═══ GIVEN DATA
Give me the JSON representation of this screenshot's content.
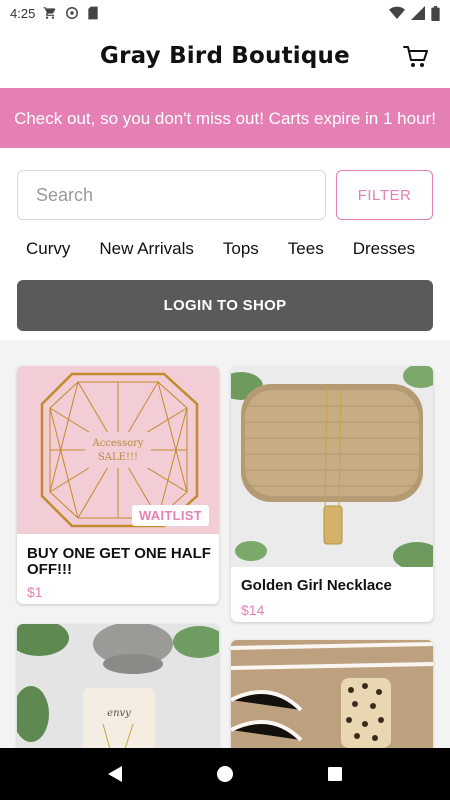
{
  "status_bar": {
    "time": "4:25",
    "icons": [
      "cart-notification-icon",
      "sync-icon",
      "sd-card-icon"
    ],
    "right_icons": [
      "wifi-icon",
      "signal-icon",
      "battery-icon"
    ]
  },
  "header": {
    "title": "Gray Bird Boutique",
    "cart_icon": "cart-icon"
  },
  "banner": {
    "text": "Check out, so you don't miss out! Carts expire in 1 hour!",
    "bg_color": "#e580b5"
  },
  "search": {
    "placeholder": "Search",
    "value": "",
    "filter_label": "FILTER"
  },
  "categories": [
    "Curvy",
    "New Arrivals",
    "Tops",
    "Tees",
    "Dresses"
  ],
  "login": {
    "label": "LOGIN TO SHOP"
  },
  "products": [
    {
      "name": "BUY ONE GET ONE HALF OFF!!!",
      "price": "$1",
      "badge": "WAITLIST",
      "image_text": "Accessory SALE!!!"
    },
    {
      "name": "Golden Girl Necklace",
      "price": "$14"
    },
    {
      "name": "",
      "price": "",
      "image_text": "envy"
    },
    {
      "name": "",
      "price": ""
    }
  ],
  "accent_color": "#e580b5",
  "nav": [
    "back-icon",
    "home-icon",
    "recents-icon"
  ]
}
══════
--- YOUR GOAL ---
Can you retype every record above exactly, leaving out the pictures?

--- EXPECTED ANSWER ---
Give me the JSON representation of this screenshot's content.
{
  "status_bar": {
    "time": "4:25",
    "icons": [
      "cart-notification-icon",
      "sync-icon",
      "sd-card-icon"
    ],
    "right_icons": [
      "wifi-icon",
      "signal-icon",
      "battery-icon"
    ]
  },
  "header": {
    "title": "Gray Bird Boutique",
    "cart_icon": "cart-icon"
  },
  "banner": {
    "text": "Check out, so you don't miss out! Carts expire in 1 hour!",
    "bg_color": "#e580b5"
  },
  "search": {
    "placeholder": "Search",
    "value": "",
    "filter_label": "FILTER"
  },
  "categories": [
    "Curvy",
    "New Arrivals",
    "Tops",
    "Tees",
    "Dresses"
  ],
  "login": {
    "label": "LOGIN TO SHOP"
  },
  "products": [
    {
      "name": "BUY ONE GET ONE HALF OFF!!!",
      "price": "$1",
      "badge": "WAITLIST",
      "image_text": "Accessory SALE!!!"
    },
    {
      "name": "Golden Girl Necklace",
      "price": "$14"
    },
    {
      "name": "",
      "price": "",
      "image_text": "envy"
    },
    {
      "name": "",
      "price": ""
    }
  ],
  "accent_color": "#e580b5",
  "nav": [
    "back-icon",
    "home-icon",
    "recents-icon"
  ]
}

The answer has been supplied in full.